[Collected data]
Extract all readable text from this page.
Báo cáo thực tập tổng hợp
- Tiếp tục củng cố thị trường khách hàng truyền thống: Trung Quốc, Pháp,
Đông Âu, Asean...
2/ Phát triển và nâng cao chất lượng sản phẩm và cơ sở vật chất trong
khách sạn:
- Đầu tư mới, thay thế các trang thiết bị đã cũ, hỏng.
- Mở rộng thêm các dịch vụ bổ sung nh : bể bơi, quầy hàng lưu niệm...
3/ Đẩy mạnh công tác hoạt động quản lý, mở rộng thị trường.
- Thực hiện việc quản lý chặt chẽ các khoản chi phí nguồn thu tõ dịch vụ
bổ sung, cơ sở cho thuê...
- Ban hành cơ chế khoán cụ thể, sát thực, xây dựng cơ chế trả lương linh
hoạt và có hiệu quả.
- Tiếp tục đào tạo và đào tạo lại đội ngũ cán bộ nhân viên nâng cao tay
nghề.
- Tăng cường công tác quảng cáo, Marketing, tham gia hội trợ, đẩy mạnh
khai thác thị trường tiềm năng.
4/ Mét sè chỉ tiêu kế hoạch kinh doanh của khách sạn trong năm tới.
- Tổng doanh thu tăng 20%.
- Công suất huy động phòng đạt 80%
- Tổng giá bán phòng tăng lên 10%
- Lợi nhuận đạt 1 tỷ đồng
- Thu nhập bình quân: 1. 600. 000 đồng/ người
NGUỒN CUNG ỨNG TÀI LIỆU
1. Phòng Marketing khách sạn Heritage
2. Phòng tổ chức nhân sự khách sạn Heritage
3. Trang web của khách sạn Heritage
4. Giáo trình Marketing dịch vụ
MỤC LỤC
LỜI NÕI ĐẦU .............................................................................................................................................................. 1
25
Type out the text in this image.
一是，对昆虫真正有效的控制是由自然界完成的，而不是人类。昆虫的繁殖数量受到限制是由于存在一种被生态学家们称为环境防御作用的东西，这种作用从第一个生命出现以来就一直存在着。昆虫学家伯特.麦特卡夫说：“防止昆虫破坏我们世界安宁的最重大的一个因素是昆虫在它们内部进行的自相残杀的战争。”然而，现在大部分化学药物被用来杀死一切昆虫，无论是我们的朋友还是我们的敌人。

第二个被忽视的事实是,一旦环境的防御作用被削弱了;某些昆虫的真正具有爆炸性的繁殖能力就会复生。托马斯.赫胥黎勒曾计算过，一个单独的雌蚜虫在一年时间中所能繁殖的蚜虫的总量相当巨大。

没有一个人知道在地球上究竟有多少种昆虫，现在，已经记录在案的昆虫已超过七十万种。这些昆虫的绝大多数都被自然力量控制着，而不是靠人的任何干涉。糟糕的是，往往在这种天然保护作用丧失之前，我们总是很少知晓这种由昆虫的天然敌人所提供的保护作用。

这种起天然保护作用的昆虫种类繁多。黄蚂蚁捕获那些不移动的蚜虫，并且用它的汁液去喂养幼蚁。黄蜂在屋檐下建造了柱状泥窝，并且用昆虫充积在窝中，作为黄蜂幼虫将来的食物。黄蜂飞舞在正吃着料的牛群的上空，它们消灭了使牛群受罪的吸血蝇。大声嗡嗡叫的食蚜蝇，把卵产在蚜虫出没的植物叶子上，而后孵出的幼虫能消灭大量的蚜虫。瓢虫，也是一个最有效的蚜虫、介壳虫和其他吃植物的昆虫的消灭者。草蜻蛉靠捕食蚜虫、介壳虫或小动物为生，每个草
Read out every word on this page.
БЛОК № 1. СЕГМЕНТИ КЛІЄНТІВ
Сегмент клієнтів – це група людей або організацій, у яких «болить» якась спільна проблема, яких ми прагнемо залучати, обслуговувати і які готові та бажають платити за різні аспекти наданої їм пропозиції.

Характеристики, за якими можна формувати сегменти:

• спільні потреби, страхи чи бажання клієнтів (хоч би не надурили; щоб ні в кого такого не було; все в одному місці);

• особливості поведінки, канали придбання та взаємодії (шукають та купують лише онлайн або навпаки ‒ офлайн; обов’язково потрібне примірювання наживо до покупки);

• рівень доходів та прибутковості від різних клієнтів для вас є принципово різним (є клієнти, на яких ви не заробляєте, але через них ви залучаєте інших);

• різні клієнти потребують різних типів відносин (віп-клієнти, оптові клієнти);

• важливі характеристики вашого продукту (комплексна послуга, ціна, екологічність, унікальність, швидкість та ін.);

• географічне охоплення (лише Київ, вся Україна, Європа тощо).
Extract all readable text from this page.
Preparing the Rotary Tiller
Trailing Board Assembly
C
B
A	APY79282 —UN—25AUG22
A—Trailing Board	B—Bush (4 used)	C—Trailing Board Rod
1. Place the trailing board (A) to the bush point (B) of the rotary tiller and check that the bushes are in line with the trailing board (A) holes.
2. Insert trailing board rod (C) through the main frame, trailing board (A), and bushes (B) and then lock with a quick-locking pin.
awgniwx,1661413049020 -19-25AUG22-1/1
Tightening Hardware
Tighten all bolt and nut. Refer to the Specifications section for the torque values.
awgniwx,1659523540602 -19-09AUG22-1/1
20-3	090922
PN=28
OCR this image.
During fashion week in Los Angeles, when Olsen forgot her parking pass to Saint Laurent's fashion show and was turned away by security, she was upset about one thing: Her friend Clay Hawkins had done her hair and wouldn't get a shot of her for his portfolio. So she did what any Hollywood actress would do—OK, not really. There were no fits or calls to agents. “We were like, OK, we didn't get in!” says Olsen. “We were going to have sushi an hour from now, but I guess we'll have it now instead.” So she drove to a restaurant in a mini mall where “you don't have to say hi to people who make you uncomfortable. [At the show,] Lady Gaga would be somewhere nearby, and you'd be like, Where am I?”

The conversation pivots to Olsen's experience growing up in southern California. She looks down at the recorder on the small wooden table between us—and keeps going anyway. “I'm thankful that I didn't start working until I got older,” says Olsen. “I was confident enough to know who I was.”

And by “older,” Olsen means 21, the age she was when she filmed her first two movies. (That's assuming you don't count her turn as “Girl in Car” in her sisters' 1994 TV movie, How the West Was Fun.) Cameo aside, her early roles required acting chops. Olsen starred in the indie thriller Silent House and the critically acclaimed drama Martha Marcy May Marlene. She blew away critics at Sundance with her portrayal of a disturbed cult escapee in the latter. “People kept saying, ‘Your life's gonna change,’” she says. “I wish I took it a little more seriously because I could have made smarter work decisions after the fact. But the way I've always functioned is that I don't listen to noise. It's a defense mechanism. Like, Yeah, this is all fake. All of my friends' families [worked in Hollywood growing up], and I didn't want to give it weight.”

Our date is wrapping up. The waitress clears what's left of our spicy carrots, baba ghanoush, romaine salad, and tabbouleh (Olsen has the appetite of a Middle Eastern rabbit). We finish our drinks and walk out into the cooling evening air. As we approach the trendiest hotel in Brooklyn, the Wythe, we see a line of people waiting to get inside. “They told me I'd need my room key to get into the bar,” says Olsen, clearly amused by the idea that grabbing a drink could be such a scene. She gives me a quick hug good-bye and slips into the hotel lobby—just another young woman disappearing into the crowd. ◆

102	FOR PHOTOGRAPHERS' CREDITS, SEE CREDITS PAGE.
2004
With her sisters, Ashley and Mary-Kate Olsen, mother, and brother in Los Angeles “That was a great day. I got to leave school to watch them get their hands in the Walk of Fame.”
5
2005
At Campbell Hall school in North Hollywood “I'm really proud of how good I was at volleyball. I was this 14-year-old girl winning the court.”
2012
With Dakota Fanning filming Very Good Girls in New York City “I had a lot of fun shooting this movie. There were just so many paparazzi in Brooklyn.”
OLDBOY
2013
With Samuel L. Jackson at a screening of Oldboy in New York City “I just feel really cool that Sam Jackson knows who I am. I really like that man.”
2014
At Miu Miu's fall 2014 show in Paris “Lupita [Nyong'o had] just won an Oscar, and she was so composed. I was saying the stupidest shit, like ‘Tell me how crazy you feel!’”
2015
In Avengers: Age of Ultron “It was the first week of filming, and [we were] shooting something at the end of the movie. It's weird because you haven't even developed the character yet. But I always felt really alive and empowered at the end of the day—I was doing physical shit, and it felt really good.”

__What the exercise asks__. Tally the lines of the material above that contain the word "There" and report the total alone.

__Result of the task__. 2